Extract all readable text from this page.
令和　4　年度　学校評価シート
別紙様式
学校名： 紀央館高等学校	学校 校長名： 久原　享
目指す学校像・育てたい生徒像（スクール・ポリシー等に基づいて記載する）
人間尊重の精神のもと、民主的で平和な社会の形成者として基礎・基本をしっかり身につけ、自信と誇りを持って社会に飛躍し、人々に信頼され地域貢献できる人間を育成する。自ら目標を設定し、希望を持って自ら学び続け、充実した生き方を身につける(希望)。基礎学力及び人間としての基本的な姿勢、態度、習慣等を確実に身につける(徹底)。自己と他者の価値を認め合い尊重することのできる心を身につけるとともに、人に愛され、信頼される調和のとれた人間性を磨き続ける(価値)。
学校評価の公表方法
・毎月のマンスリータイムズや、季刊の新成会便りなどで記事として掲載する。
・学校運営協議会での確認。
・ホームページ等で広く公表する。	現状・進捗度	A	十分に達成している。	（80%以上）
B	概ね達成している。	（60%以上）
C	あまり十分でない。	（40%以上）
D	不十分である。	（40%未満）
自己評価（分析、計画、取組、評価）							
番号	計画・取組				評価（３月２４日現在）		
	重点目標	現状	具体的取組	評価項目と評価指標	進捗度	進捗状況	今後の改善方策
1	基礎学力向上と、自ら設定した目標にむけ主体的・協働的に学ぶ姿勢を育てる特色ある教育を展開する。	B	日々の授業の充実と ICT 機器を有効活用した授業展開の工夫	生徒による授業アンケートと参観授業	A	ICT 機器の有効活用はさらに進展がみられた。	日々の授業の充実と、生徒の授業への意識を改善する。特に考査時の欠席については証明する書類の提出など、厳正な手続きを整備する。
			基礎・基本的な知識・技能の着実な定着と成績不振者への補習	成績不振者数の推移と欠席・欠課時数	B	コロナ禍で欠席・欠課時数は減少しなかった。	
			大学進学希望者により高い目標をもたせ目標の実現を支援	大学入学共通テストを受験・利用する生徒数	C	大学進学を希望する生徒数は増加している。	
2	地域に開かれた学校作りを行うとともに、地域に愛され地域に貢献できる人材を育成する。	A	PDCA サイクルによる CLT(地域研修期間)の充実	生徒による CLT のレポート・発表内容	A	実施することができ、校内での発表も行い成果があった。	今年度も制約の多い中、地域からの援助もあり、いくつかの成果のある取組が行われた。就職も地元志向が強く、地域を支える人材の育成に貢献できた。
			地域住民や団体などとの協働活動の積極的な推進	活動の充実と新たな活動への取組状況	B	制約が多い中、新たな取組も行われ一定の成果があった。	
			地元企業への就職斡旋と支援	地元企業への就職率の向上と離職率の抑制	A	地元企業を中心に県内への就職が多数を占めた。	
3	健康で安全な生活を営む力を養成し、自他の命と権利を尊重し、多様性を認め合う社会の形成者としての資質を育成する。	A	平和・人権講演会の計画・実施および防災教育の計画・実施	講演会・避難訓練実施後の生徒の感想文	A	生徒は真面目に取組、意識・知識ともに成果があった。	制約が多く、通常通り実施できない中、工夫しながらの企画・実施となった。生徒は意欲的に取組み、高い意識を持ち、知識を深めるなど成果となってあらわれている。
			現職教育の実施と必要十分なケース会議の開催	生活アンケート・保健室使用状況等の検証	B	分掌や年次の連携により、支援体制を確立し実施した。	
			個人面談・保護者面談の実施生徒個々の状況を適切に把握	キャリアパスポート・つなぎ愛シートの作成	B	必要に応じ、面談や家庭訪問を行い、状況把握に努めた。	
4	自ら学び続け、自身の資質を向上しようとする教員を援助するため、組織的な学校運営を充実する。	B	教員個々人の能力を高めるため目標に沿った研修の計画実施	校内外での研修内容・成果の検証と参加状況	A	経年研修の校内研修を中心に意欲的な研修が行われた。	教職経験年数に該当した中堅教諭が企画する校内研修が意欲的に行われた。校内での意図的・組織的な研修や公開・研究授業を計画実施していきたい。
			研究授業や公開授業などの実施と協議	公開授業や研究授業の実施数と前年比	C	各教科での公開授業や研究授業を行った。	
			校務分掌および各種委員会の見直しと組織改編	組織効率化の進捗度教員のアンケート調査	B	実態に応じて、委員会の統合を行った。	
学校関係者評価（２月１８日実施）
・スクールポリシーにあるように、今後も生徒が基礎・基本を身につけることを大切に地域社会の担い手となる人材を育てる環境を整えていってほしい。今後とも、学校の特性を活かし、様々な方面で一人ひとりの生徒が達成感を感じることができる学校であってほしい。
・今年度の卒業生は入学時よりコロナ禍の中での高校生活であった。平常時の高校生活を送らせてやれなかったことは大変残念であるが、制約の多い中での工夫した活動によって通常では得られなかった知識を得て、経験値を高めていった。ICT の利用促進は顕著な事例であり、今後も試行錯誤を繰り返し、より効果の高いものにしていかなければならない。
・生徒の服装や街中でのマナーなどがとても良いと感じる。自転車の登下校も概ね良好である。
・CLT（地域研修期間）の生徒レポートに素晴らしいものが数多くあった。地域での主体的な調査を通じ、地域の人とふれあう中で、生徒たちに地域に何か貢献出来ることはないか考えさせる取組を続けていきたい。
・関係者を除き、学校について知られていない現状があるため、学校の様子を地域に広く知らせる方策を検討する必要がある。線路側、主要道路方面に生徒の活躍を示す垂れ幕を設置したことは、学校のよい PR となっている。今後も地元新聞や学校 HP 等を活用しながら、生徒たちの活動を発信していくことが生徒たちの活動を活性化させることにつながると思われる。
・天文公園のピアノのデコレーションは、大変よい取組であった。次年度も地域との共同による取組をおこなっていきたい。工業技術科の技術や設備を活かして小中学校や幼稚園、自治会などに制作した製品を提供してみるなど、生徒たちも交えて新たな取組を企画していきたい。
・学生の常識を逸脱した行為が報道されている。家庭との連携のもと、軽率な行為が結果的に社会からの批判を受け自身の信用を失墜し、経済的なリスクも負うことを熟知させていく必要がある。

::::::

Show every line from the entries above in which the word "地域研修期間" appears.

2	地域に開かれた学校作りを行うとともに、地域に愛され地域に貢献できる人材を育成する。	A	PDCA サイクルによる CLT(地域研修期間)の充実	生徒による CLT のレポート・発表内容	A	実施することができ、校内での発表も行い成果があった。	今年度も制約の多い中、地域からの援助もあり、いくつかの成果のある取組が行われた。就職も地元志向が強く、地域を支える人材の育成に貢献できた。
・CLT（地域研修期間）の生徒レポートに素晴らしいものが数多くあった。地域での主体的な調査を通じ、地域の人とふれあう中で、生徒たちに地域に何か貢献出来ることはないか考えさせる取組を続けていきたい。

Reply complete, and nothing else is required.